Exercise objective:
Copy out each line below exactly as it appears.

-- Information given start --

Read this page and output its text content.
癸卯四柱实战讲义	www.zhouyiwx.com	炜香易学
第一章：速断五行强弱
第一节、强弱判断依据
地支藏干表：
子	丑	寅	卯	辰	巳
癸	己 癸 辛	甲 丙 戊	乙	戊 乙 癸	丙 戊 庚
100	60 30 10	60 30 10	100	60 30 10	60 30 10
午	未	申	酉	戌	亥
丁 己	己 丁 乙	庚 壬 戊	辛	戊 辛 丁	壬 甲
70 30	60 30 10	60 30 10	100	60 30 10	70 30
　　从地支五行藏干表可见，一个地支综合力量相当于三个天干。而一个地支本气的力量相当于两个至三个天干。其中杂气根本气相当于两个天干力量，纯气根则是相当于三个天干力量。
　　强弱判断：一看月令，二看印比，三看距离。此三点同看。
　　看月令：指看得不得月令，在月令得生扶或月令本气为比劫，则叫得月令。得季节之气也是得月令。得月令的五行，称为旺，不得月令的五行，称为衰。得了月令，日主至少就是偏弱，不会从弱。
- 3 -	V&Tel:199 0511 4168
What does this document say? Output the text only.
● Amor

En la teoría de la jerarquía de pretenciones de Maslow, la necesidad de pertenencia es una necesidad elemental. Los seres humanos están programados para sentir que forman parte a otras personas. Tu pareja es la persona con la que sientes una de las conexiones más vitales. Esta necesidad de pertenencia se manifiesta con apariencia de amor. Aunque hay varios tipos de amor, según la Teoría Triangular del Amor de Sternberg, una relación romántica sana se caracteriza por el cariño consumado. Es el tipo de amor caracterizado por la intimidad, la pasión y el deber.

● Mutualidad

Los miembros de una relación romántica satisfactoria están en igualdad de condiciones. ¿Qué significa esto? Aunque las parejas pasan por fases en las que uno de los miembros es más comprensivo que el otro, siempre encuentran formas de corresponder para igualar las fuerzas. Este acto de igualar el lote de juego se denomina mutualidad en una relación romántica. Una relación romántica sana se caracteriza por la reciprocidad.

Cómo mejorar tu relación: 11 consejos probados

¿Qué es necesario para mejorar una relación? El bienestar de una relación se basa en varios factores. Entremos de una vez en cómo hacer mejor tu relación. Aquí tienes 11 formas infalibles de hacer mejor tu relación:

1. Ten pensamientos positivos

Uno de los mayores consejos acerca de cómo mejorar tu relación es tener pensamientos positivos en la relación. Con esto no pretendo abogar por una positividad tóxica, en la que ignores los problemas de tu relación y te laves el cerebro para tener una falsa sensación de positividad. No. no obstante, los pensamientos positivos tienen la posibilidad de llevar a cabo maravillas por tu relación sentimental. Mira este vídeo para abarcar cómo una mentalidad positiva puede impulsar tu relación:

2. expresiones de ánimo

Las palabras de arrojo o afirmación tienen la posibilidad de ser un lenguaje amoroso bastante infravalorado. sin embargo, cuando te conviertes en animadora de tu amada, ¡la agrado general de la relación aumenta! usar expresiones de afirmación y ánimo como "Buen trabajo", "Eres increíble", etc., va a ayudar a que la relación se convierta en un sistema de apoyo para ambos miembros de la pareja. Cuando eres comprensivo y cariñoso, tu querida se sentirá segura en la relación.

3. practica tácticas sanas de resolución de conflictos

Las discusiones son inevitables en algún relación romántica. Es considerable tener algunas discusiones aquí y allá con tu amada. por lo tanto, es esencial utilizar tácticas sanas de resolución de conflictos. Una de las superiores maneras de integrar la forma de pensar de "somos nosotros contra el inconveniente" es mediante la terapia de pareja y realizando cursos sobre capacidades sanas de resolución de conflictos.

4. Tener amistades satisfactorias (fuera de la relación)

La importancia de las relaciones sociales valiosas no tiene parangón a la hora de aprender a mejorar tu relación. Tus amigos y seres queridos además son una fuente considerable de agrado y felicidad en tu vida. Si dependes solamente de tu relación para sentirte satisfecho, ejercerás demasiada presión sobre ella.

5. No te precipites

-- Information given end --

Solution for this exercise:
Read this page and output its text content.
癸卯四柱实战讲义	www.zhouyiwx.com	炜香易学
第一章：速断五行强弱
第一节、强弱判断依据
地支藏干表：
子	丑	寅	卯	辰	巳
癸	己 癸 辛	甲 丙 戊	乙	戊 乙 癸	丙 戊 庚
100	60 30 10	60 30 10	100	60 30 10	60 30 10
午	未	申	酉	戌	亥
丁 己	己 丁 乙	庚 壬 戊	辛	戊 辛 丁	壬 甲
70 30	60 30 10	60 30 10	100	60 30 10	70 30
　　从地支五行藏干表可见，一个地支综合力量相当于三个天干。而一个地支本气的力量相当于两个至三个天干。其中杂气根本气相当于两个天干力量，纯气根则是相当于三个天干力量。
　　强弱判断：一看月令，二看印比，三看距离。此三点同看。
　　看月令：指看得不得月令，在月令得生扶或月令本气为比劫，则叫得月令。得季节之气也是得月令。得月令的五行，称为旺，不得月令的五行，称为衰。得了月令，日主至少就是偏弱，不会从弱。
- 3 -	V&Tel:199 0511 4168
What does this document say? Output the text only.
● Amor

En la teoría de la jerarquía de pretenciones de Maslow, la necesidad de pertenencia es una necesidad elemental. Los seres humanos están programados para sentir que forman parte a otras personas. Tu pareja es la persona con la que sientes una de las conexiones más vitales. Esta necesidad de pertenencia se manifiesta con apariencia de amor. Aunque hay varios tipos de amor, según la Teoría Triangular del Amor de Sternberg, una relación romántica sana se caracteriza por el cariño consumado. Es el tipo de amor caracterizado por la intimidad, la pasión y el deber.

● Mutualidad

Los miembros de una relación romántica satisfactoria están en igualdad de condiciones. ¿Qué significa esto? Aunque las parejas pasan por fases en las que uno de los miembros es más comprensivo que el otro, siempre encuentran formas de corresponder para igualar las fuerzas. Este acto de igualar el lote de juego se denomina mutualidad en una relación romántica. Una relación romántica sana se caracteriza por la reciprocidad.

Cómo mejorar tu relación: 11 consejos probados

¿Qué es necesario para mejorar una relación? El bienestar de una relación se basa en varios factores. Entremos de una vez en cómo hacer mejor tu relación. Aquí tienes 11 formas infalibles de hacer mejor tu relación:

1. Ten pensamientos positivos

Uno de los mayores consejos acerca de cómo mejorar tu relación es tener pensamientos positivos en la relación. Con esto no pretendo abogar por una positividad tóxica, en la que ignores los problemas de tu relación y te laves el cerebro para tener una falsa sensación de positividad. No. no obstante, los pensamientos positivos tienen la posibilidad de llevar a cabo maravillas por tu relación sentimental. Mira este vídeo para abarcar cómo una mentalidad positiva puede impulsar tu relación:

2. expresiones de ánimo

Las palabras de arrojo o afirmación tienen la posibilidad de ser un lenguaje amoroso bastante infravalorado. sin embargo, cuando te conviertes en animadora de tu amada, ¡la agrado general de la relación aumenta! usar expresiones de afirmación y ánimo como "Buen trabajo", "Eres increíble", etc., va a ayudar a que la relación se convierta en un sistema de apoyo para ambos miembros de la pareja. Cuando eres comprensivo y cariñoso, tu querida se sentirá segura en la relación.

3. practica tácticas sanas de resolución de conflictos

Las discusiones son inevitables en algún relación romántica. Es considerable tener algunas discusiones aquí y allá con tu amada. por lo tanto, es esencial utilizar tácticas sanas de resolución de conflictos. Una de las superiores maneras de integrar la forma de pensar de "somos nosotros contra el inconveniente" es mediante la terapia de pareja y realizando cursos sobre capacidades sanas de resolución de conflictos.

4. Tener amistades satisfactorias (fuera de la relación)

La importancia de las relaciones sociales valiosas no tiene parangón a la hora de aprender a mejorar tu relación. Tus amigos y seres queridos además son una fuente considerable de agrado y felicidad en tu vida. Si dependes solamente de tu relación para sentirte satisfecho, ejercerás demasiada presión sobre ella.

5. No te precipites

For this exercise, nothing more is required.